SHORT PROBLEM
Tally the lines in the records underneath that contain the string "Delay", and state the figure by itself.

(Items from a figure collection)
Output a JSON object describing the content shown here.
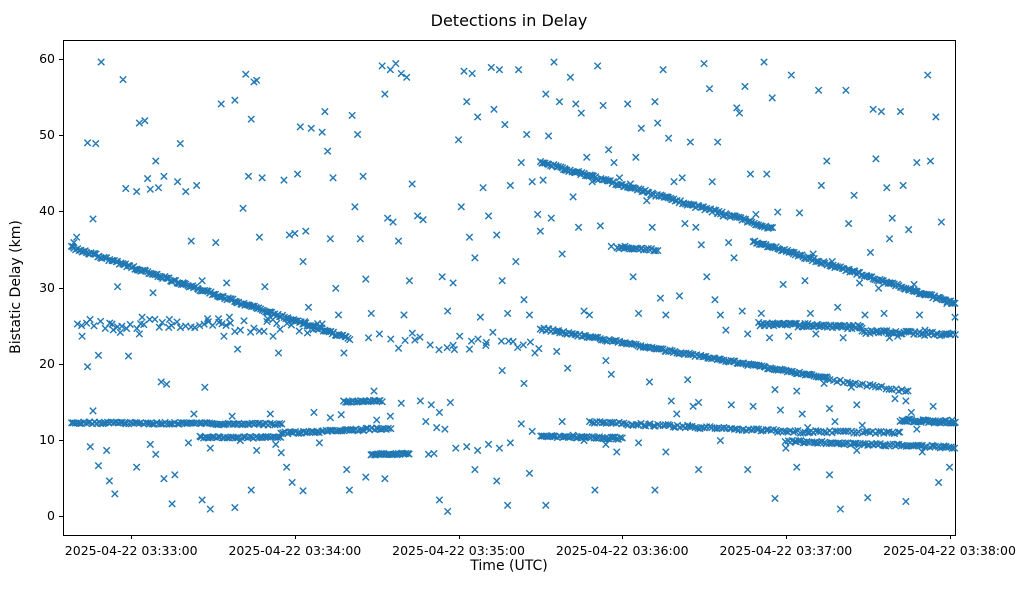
{
  "chart_data": {
    "type": "scatter",
    "title": "Detections in Delay",
    "xlabel": "Time (UTC)",
    "ylabel": "Bistatic Delay (km)",
    "marker": "x",
    "marker_color": "#1f77b4",
    "grid": false,
    "legend": null,
    "x_axis": {
      "unit": "seconds relative to 2025-04-22 03:33:00 UTC",
      "lim": [
        -25,
        302
      ],
      "ticks": [
        {
          "t": 0,
          "label": "2025-04-22 03:33:00"
        },
        {
          "t": 60,
          "label": "2025-04-22 03:34:00"
        },
        {
          "t": 120,
          "label": "2025-04-22 03:35:00"
        },
        {
          "t": 180,
          "label": "2025-04-22 03:36:00"
        },
        {
          "t": 240,
          "label": "2025-04-22 03:37:00"
        },
        {
          "t": 300,
          "label": "2025-04-22 03:38:00"
        }
      ]
    },
    "y_axis": {
      "lim": [
        -2.5,
        62.5
      ],
      "ticks": [
        0,
        10,
        20,
        30,
        40,
        50,
        60
      ]
    },
    "tracks": [
      {
        "t0": -22,
        "t1": 80,
        "y0": 35.3,
        "y1": 23.3,
        "n": 180,
        "jitter": 0.18
      },
      {
        "t0": -22,
        "t1": 55,
        "y0": 12.25,
        "y1": 12.05,
        "n": 100,
        "jitter": 0.12
      },
      {
        "t0": 25,
        "t1": 55,
        "y0": 10.35,
        "y1": 10.3,
        "n": 40,
        "jitter": 0.12
      },
      {
        "t0": 55,
        "t1": 95,
        "y0": 10.9,
        "y1": 11.5,
        "n": 55,
        "jitter": 0.15
      },
      {
        "t0": 78,
        "t1": 92,
        "y0": 15.0,
        "y1": 15.1,
        "n": 22,
        "jitter": 0.12
      },
      {
        "t0": 88,
        "t1": 102,
        "y0": 8.1,
        "y1": 8.15,
        "n": 26,
        "jitter": 0.1
      },
      {
        "t0": 150,
        "t1": 235,
        "y0": 46.5,
        "y1": 37.8,
        "n": 140,
        "jitter": 0.2
      },
      {
        "t0": 150,
        "t1": 255,
        "y0": 24.6,
        "y1": 18.1,
        "n": 160,
        "jitter": 0.15
      },
      {
        "t0": 255,
        "t1": 285,
        "y0": 18.0,
        "y1": 16.3,
        "n": 26,
        "jitter": 0.15
      },
      {
        "t0": 228,
        "t1": 302,
        "y0": 36.1,
        "y1": 27.9,
        "n": 130,
        "jitter": 0.18
      },
      {
        "t0": 230,
        "t1": 268,
        "y0": 25.2,
        "y1": 24.8,
        "n": 70,
        "jitter": 0.25
      },
      {
        "t0": 268,
        "t1": 302,
        "y0": 24.2,
        "y1": 23.8,
        "n": 50,
        "jitter": 0.25
      },
      {
        "t0": 168,
        "t1": 248,
        "y0": 12.3,
        "y1": 11.0,
        "n": 90,
        "jitter": 0.18
      },
      {
        "t0": 248,
        "t1": 282,
        "y0": 11.05,
        "y1": 10.95,
        "n": 35,
        "jitter": 0.15
      },
      {
        "t0": 240,
        "t1": 302,
        "y0": 9.8,
        "y1": 9.0,
        "n": 80,
        "jitter": 0.15
      },
      {
        "t0": 282,
        "t1": 302,
        "y0": 12.6,
        "y1": 12.3,
        "n": 40,
        "jitter": 0.2
      },
      {
        "t0": 150,
        "t1": 180,
        "y0": 10.5,
        "y1": 10.2,
        "n": 45,
        "jitter": 0.15
      },
      {
        "t0": 178,
        "t1": 193,
        "y0": 35.2,
        "y1": 34.9,
        "n": 22,
        "jitter": 0.15
      },
      {
        "t0": -20,
        "t1": 70,
        "y0": 25.1,
        "y1": 24.9,
        "n": 55,
        "jitter": 0.9
      },
      {
        "t0": 95,
        "t1": 150,
        "y0": 22.8,
        "y1": 23.0,
        "n": 20,
        "jitter": 1.2
      }
    ],
    "points": [
      [
        -11,
        59.6
      ],
      [
        -16,
        49
      ],
      [
        -13,
        48.9
      ],
      [
        -20,
        36.6
      ],
      [
        -21,
        35.9
      ],
      [
        -14,
        39
      ],
      [
        -18,
        23.6
      ],
      [
        -12,
        21.1
      ],
      [
        -16,
        19.6
      ],
      [
        -14,
        13.8
      ],
      [
        -15,
        9.1
      ],
      [
        -9,
        8.6
      ],
      [
        -12,
        6.6
      ],
      [
        -8,
        4.6
      ],
      [
        -6,
        2.9
      ],
      [
        -3,
        57.3
      ],
      [
        -2,
        43
      ],
      [
        -5,
        30.1
      ],
      [
        -1,
        21
      ],
      [
        -7,
        25.2
      ],
      [
        -4,
        24.1
      ],
      [
        3,
        51.6
      ],
      [
        5,
        51.9
      ],
      [
        2,
        42.6
      ],
      [
        7,
        42.9
      ],
      [
        9,
        46.6
      ],
      [
        6,
        44.3
      ],
      [
        12,
        44.6
      ],
      [
        10,
        43.1
      ],
      [
        8,
        29.3
      ],
      [
        4,
        26.1
      ],
      [
        14,
        25.8
      ],
      [
        3,
        23.9
      ],
      [
        11,
        17.6
      ],
      [
        13,
        17.3
      ],
      [
        7,
        9.4
      ],
      [
        9,
        8.1
      ],
      [
        2,
        6.4
      ],
      [
        12,
        4.9
      ],
      [
        15,
        1.6
      ],
      [
        18,
        48.9
      ],
      [
        17,
        43.9
      ],
      [
        20,
        42.6
      ],
      [
        24,
        43.4
      ],
      [
        22,
        36.1
      ],
      [
        19,
        30.4
      ],
      [
        26,
        30.9
      ],
      [
        28,
        25.9
      ],
      [
        27,
        16.9
      ],
      [
        23,
        13.4
      ],
      [
        21,
        9.6
      ],
      [
        29,
        8.9
      ],
      [
        16,
        5.4
      ],
      [
        26,
        2.1
      ],
      [
        29,
        0.9
      ],
      [
        33,
        54.1
      ],
      [
        38,
        54.6
      ],
      [
        31,
        35.9
      ],
      [
        35,
        30.6
      ],
      [
        32,
        25.9
      ],
      [
        36,
        26.1
      ],
      [
        34,
        23.6
      ],
      [
        39,
        21.9
      ],
      [
        37,
        13.1
      ],
      [
        40,
        9.9
      ],
      [
        42,
        58
      ],
      [
        45,
        57
      ],
      [
        46,
        57.2
      ],
      [
        44,
        52.1
      ],
      [
        48,
        44.4
      ],
      [
        43,
        44.6
      ],
      [
        41,
        40.4
      ],
      [
        47,
        36.6
      ],
      [
        49,
        30.1
      ],
      [
        50,
        25.9
      ],
      [
        52,
        23.6
      ],
      [
        51,
        13.4
      ],
      [
        53,
        9.4
      ],
      [
        55,
        8.3
      ],
      [
        57,
        6.4
      ],
      [
        59,
        4.4
      ],
      [
        54,
        21.4
      ],
      [
        58,
        36.9
      ],
      [
        56,
        44.1
      ],
      [
        60,
        37.1
      ],
      [
        46,
        8.6
      ],
      [
        38,
        1.1
      ],
      [
        44,
        3.4
      ],
      [
        62,
        51.1
      ],
      [
        66,
        50.9
      ],
      [
        61,
        44.9
      ],
      [
        64,
        37.4
      ],
      [
        63,
        33.4
      ],
      [
        65,
        27.4
      ],
      [
        68,
        24.6
      ],
      [
        67,
        13.6
      ],
      [
        69,
        9.6
      ],
      [
        71,
        53.1
      ],
      [
        70,
        50.4
      ],
      [
        72,
        47.9
      ],
      [
        74,
        44.4
      ],
      [
        73,
        36.4
      ],
      [
        75,
        29.9
      ],
      [
        76,
        26.4
      ],
      [
        78,
        21.4
      ],
      [
        77,
        13.3
      ],
      [
        79,
        6.1
      ],
      [
        81,
        52.6
      ],
      [
        83,
        50.1
      ],
      [
        85,
        44.6
      ],
      [
        82,
        40.6
      ],
      [
        84,
        36.4
      ],
      [
        86,
        31.1
      ],
      [
        88,
        26.6
      ],
      [
        87,
        23.4
      ],
      [
        89,
        16.4
      ],
      [
        90,
        12.6
      ],
      [
        80,
        3.4
      ],
      [
        63,
        3.3
      ],
      [
        73,
        12.9
      ],
      [
        86,
        5.1
      ],
      [
        92,
        59.1
      ],
      [
        95,
        58.6
      ],
      [
        97,
        59.4
      ],
      [
        99,
        58.1
      ],
      [
        93,
        55.4
      ],
      [
        101,
        57.6
      ],
      [
        94,
        39.1
      ],
      [
        96,
        38.6
      ],
      [
        98,
        36.1
      ],
      [
        103,
        43.6
      ],
      [
        105,
        39.4
      ],
      [
        107,
        38.9
      ],
      [
        91,
        23.9
      ],
      [
        100,
        26.4
      ],
      [
        102,
        30.9
      ],
      [
        104,
        23.1
      ],
      [
        106,
        15.1
      ],
      [
        108,
        12.4
      ],
      [
        110,
        14.6
      ],
      [
        112,
        11.6
      ],
      [
        109,
        8.1
      ],
      [
        111,
        8.2
      ],
      [
        113,
        13.6
      ],
      [
        115,
        11.4
      ],
      [
        117,
        14.9
      ],
      [
        119,
        8.9
      ],
      [
        114,
        31.4
      ],
      [
        116,
        26.9
      ],
      [
        118,
        22.4
      ],
      [
        120,
        49.4
      ],
      [
        95,
        13.1
      ],
      [
        99,
        14.8
      ],
      [
        116,
        0.6
      ],
      [
        113,
        2.1
      ],
      [
        93,
        4.9
      ],
      [
        118,
        30.6
      ],
      [
        122,
        58.4
      ],
      [
        125,
        58.1
      ],
      [
        123,
        54.4
      ],
      [
        127,
        52.4
      ],
      [
        129,
        43.1
      ],
      [
        121,
        40.6
      ],
      [
        124,
        36.6
      ],
      [
        126,
        33.9
      ],
      [
        128,
        26.1
      ],
      [
        130,
        22.4
      ],
      [
        132,
        58.9
      ],
      [
        135,
        58.6
      ],
      [
        133,
        53.4
      ],
      [
        137,
        51.4
      ],
      [
        139,
        43.4
      ],
      [
        131,
        39.4
      ],
      [
        134,
        36.9
      ],
      [
        136,
        30.9
      ],
      [
        138,
        26.6
      ],
      [
        140,
        22.9
      ],
      [
        142,
        58.6
      ],
      [
        145,
        50.1
      ],
      [
        143,
        46.4
      ],
      [
        147,
        43.9
      ],
      [
        149,
        39.6
      ],
      [
        141,
        33.4
      ],
      [
        144,
        28.4
      ],
      [
        146,
        26.4
      ],
      [
        148,
        21.4
      ],
      [
        150,
        37.4
      ],
      [
        123,
        9.1
      ],
      [
        127,
        8.6
      ],
      [
        131,
        9.4
      ],
      [
        135,
        8.9
      ],
      [
        139,
        9.6
      ],
      [
        143,
        12.1
      ],
      [
        147,
        11.1
      ],
      [
        126,
        6.1
      ],
      [
        134,
        4.6
      ],
      [
        138,
        1.4
      ],
      [
        146,
        5.6
      ],
      [
        124,
        21.9
      ],
      [
        136,
        19.1
      ],
      [
        144,
        17.4
      ],
      [
        152,
        55.4
      ],
      [
        155,
        59.6
      ],
      [
        157,
        54.4
      ],
      [
        153,
        49.9
      ],
      [
        159,
        45.6
      ],
      [
        151,
        44.1
      ],
      [
        154,
        39.1
      ],
      [
        158,
        34.4
      ],
      [
        161,
        57.6
      ],
      [
        163,
        54.1
      ],
      [
        165,
        52.9
      ],
      [
        167,
        47.1
      ],
      [
        169,
        43.9
      ],
      [
        162,
        41.9
      ],
      [
        164,
        37.9
      ],
      [
        171,
        59.1
      ],
      [
        173,
        53.9
      ],
      [
        175,
        48.1
      ],
      [
        177,
        46.4
      ],
      [
        179,
        44.4
      ],
      [
        172,
        38.1
      ],
      [
        166,
        26.9
      ],
      [
        168,
        26.4
      ],
      [
        174,
        20.4
      ],
      [
        176,
        18.6
      ],
      [
        156,
        21.6
      ],
      [
        160,
        19.4
      ],
      [
        170,
        3.4
      ],
      [
        152,
        1.4
      ],
      [
        158,
        12.4
      ],
      [
        166,
        9.9
      ],
      [
        174,
        9.4
      ],
      [
        178,
        8.4
      ],
      [
        162,
        10.6
      ],
      [
        176,
        35.4
      ],
      [
        182,
        54.1
      ],
      [
        185,
        47.1
      ],
      [
        187,
        50.9
      ],
      [
        183,
        43.6
      ],
      [
        189,
        41.4
      ],
      [
        181,
        35.4
      ],
      [
        184,
        31.4
      ],
      [
        186,
        26.6
      ],
      [
        190,
        17.6
      ],
      [
        192,
        54.4
      ],
      [
        195,
        58.6
      ],
      [
        193,
        51.6
      ],
      [
        197,
        49.6
      ],
      [
        199,
        43.9
      ],
      [
        191,
        37.9
      ],
      [
        194,
        28.6
      ],
      [
        196,
        26.4
      ],
      [
        198,
        15.1
      ],
      [
        200,
        13.4
      ],
      [
        202,
        44.4
      ],
      [
        205,
        49.1
      ],
      [
        203,
        38.4
      ],
      [
        207,
        37.9
      ],
      [
        209,
        35.6
      ],
      [
        201,
        28.9
      ],
      [
        204,
        17.9
      ],
      [
        206,
        14.4
      ],
      [
        208,
        6.1
      ],
      [
        210,
        59.4
      ],
      [
        186,
        9.6
      ],
      [
        196,
        8.4
      ],
      [
        204,
        11.9
      ],
      [
        208,
        14.9
      ],
      [
        192,
        3.4
      ],
      [
        212,
        56.1
      ],
      [
        215,
        49.1
      ],
      [
        213,
        43.9
      ],
      [
        217,
        39.4
      ],
      [
        219,
        35.9
      ],
      [
        211,
        31.4
      ],
      [
        214,
        28.4
      ],
      [
        216,
        26.4
      ],
      [
        218,
        24.4
      ],
      [
        220,
        14.6
      ],
      [
        222,
        53.6
      ],
      [
        225,
        56.4
      ],
      [
        223,
        52.9
      ],
      [
        227,
        44.9
      ],
      [
        229,
        39.6
      ],
      [
        221,
        33.9
      ],
      [
        224,
        26.9
      ],
      [
        226,
        23.9
      ],
      [
        228,
        14.4
      ],
      [
        230,
        11.4
      ],
      [
        232,
        59.6
      ],
      [
        235,
        54.9
      ],
      [
        233,
        44.9
      ],
      [
        237,
        39.9
      ],
      [
        239,
        30.4
      ],
      [
        231,
        26.6
      ],
      [
        234,
        23.4
      ],
      [
        236,
        16.6
      ],
      [
        238,
        13.9
      ],
      [
        240,
        8.9
      ],
      [
        226,
        6.1
      ],
      [
        236,
        2.3
      ],
      [
        216,
        9.9
      ],
      [
        242,
        57.9
      ],
      [
        245,
        39.8
      ],
      [
        243,
        34.6
      ],
      [
        247,
        30.9
      ],
      [
        249,
        26.6
      ],
      [
        241,
        23.6
      ],
      [
        244,
        16.4
      ],
      [
        246,
        13.4
      ],
      [
        248,
        11.6
      ],
      [
        252,
        55.9
      ],
      [
        255,
        46.6
      ],
      [
        253,
        43.4
      ],
      [
        257,
        33.4
      ],
      [
        259,
        27.4
      ],
      [
        251,
        23.9
      ],
      [
        254,
        17.4
      ],
      [
        256,
        14.1
      ],
      [
        258,
        12.4
      ],
      [
        260,
        0.9
      ],
      [
        262,
        55.9
      ],
      [
        265,
        42.1
      ],
      [
        263,
        38.4
      ],
      [
        267,
        30.6
      ],
      [
        269,
        26.4
      ],
      [
        261,
        23.4
      ],
      [
        264,
        16.9
      ],
      [
        266,
        14.6
      ],
      [
        268,
        11.9
      ],
      [
        270,
        2.4
      ],
      [
        244,
        6.4
      ],
      [
        256,
        5.4
      ],
      [
        266,
        8.6
      ],
      [
        250,
        34.4
      ],
      [
        272,
        53.4
      ],
      [
        275,
        53.1
      ],
      [
        273,
        46.9
      ],
      [
        277,
        43.1
      ],
      [
        279,
        39.1
      ],
      [
        271,
        34.6
      ],
      [
        274,
        29.9
      ],
      [
        276,
        26.6
      ],
      [
        278,
        23.4
      ],
      [
        280,
        15.4
      ],
      [
        282,
        53.1
      ],
      [
        285,
        37.6
      ],
      [
        283,
        43.4
      ],
      [
        287,
        30.4
      ],
      [
        289,
        26.4
      ],
      [
        281,
        23.6
      ],
      [
        284,
        15.1
      ],
      [
        286,
        13.6
      ],
      [
        288,
        11.4
      ],
      [
        290,
        8.4
      ],
      [
        292,
        57.9
      ],
      [
        295,
        52.4
      ],
      [
        293,
        46.6
      ],
      [
        297,
        38.6
      ],
      [
        299,
        27.9
      ],
      [
        291,
        24.4
      ],
      [
        294,
        14.4
      ],
      [
        296,
        12.4
      ],
      [
        298,
        9.1
      ],
      [
        300,
        6.4
      ],
      [
        284,
        1.9
      ],
      [
        296,
        4.4
      ],
      [
        288,
        46.4
      ],
      [
        278,
        36.4
      ],
      [
        302,
        26.1
      ],
      [
        301,
        12.6
      ]
    ]
  }
}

EXPECTED OUTPUT
2